AIM | Set the data down again, exactly as it reads, but without the pictures.

RECORDS TO PROCESS |
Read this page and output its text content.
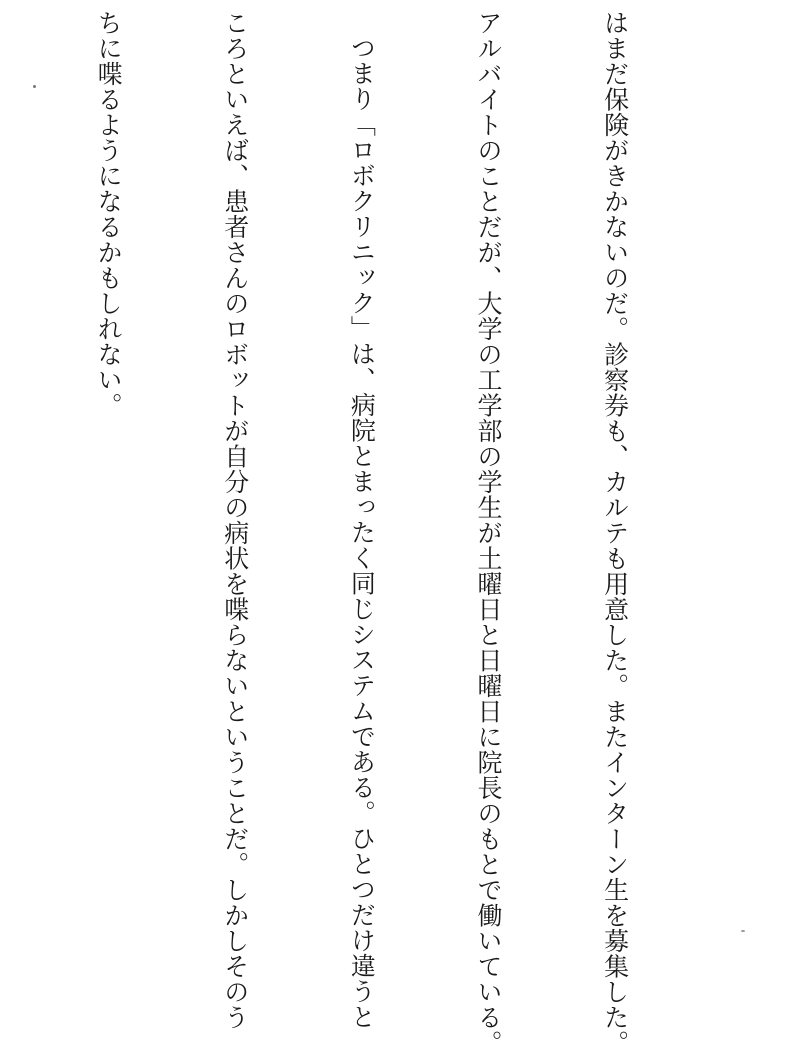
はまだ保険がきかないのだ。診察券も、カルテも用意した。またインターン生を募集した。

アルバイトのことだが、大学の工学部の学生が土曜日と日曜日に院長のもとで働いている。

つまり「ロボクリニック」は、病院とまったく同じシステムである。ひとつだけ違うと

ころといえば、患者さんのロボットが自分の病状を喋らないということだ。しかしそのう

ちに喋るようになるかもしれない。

EXERCISE SOLUTION |
Read this page and output its text content.
はまだ保険がきかないのだ。診察券も、カルテも用意した。またインターン生を募集した。

アルバイトのことだが、大学の工学部の学生が土曜日と日曜日に院長のもとで働いている。

つまり「ロボクリニック」は、病院とまったく同じシステムである。ひとつだけ違うと

ころといえば、患者さんのロボットが自分の病状を喋らないということだ。しかしそのう

ちに喋るようになるかもしれない。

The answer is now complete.